- EXTRACTED TEXT:

>> Start

Meditation Time

Okay. Now find a good place for yourself and sit down comfortably. Close your eyes. You are about to engage in your daily meditation. But don’t meditate today. For meditation was never meant to be an activity that a self performs. It never was for the person. Meditation is a space of supreme humility in which you notice your own redundancy as a self. It is the natural and unequivocal place of being in which no meditator is necessary, or even wanted. Your presence as a self will prevent it. It will sabotage your meditation. And this beautiful, selfless presence that you are will retreat in the background, unable to truly flower, crushed by the pretence contained in your wilful act of meditating. There is nothing to attain in this moment. Nothing to achieve. So forget about being a meditator.

>> End

- DATASET:
>> Start

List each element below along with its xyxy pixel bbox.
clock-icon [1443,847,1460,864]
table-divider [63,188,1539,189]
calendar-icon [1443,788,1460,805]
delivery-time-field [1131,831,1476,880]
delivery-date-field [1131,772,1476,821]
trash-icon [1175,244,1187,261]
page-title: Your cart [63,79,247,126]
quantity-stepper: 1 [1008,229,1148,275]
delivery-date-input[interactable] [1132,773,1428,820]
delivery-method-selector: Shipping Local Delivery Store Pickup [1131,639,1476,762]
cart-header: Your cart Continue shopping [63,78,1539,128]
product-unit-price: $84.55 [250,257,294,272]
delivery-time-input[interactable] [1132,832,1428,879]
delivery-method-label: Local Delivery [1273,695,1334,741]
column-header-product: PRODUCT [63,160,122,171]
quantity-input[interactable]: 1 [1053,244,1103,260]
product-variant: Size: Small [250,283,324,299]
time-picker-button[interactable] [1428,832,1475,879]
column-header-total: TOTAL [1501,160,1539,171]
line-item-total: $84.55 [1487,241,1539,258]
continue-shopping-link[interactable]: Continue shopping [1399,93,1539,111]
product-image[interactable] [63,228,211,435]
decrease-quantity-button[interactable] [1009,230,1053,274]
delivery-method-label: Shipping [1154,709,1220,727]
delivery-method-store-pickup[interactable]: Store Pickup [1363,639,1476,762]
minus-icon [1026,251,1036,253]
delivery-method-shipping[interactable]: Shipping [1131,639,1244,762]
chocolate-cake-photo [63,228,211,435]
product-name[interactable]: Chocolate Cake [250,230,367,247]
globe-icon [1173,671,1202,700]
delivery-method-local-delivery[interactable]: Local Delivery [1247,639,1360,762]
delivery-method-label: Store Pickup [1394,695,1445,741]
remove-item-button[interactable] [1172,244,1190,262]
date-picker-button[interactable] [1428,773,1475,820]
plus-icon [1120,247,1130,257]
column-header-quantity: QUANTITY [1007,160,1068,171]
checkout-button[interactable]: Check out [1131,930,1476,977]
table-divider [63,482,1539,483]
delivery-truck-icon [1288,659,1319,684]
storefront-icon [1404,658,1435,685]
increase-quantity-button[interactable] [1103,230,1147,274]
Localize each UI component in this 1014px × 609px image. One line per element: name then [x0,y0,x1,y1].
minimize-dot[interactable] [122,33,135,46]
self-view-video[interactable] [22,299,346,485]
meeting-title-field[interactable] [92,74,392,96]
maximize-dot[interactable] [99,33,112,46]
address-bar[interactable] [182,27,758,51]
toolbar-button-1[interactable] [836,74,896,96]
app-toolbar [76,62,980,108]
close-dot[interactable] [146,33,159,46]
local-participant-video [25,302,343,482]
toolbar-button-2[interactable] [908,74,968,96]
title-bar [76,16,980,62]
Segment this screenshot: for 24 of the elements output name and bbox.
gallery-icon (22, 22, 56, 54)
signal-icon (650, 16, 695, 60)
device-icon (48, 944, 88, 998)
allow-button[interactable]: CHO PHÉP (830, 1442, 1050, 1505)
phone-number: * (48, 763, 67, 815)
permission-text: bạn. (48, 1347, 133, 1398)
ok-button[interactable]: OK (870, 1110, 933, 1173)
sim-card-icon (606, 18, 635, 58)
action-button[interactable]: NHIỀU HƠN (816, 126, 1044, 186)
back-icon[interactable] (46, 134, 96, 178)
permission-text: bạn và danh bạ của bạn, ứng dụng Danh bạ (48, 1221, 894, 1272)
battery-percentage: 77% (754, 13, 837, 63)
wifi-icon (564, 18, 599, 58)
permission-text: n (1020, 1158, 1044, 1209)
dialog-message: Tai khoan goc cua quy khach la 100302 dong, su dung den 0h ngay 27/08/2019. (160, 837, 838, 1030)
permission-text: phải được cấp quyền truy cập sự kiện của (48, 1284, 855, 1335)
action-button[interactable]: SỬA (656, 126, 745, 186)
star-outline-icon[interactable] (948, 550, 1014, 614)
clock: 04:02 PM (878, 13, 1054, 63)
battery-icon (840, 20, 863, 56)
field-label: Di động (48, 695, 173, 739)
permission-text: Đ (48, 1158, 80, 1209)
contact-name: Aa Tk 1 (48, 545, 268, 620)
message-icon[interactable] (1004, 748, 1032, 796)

>> End

- INSTRUCTION A:
Answer the following from the meditation passage, one per line and marked to match:
(i) Where is the reader told to sit down?
(ii) Besides preventing it, what does the passage say the reader's presence as a self will do to the meditation?
(iii) What does the passage say there is to attain in this moment?
- INSTRUCTION B:
Decide whether each statement agrees with the meditation passage. Give yes or no, followed by the deciding words quoted from the passage.
(i) Meditation was originally meant to be an activity that a self performs.
(ii) Meditation is described as a space of supreme humility.
(iii) The reader is asked to keep their eyes open.
- INSTRUCTION C: Reproduce the meditation passage word for word, from "Meditation Time" to "being a meditator.".

- WRITTEN SOLUTION A:
(i) In a good place, comfortably.
(ii) It will sabotage it.
(iii) Nothing.

- WRITTEN SOLUTION B:
(i) No: "For meditation was never meant to be an activity that a self performs."
(ii) Yes: "Meditation is a space of supreme humility in which you notice your own redundancy as a self."
(iii) No: "Close your eyes."

- WRITTEN SOLUTION C:
Meditation Time

Okay. Now find a good place for yourself and sit down comfortably. Close your eyes. You are about to engage in your daily meditation. But don’t meditate today. For meditation was never meant to be an activity that a self performs. It never was for the person. Meditation is a space of supreme humility in which you notice your own redundancy as a self. It is the natural and unequivocal place of being in which no meditator is necessary, or even wanted. Your presence as a self will prevent it. It will sabotage your meditation. And this beautiful, selfless presence that you are will retreat in the background, unable to truly flower, crushed by the pretence contained in your wilful act of meditating. There is nothing to attain in this moment. Nothing to achieve. So forget about being a meditator.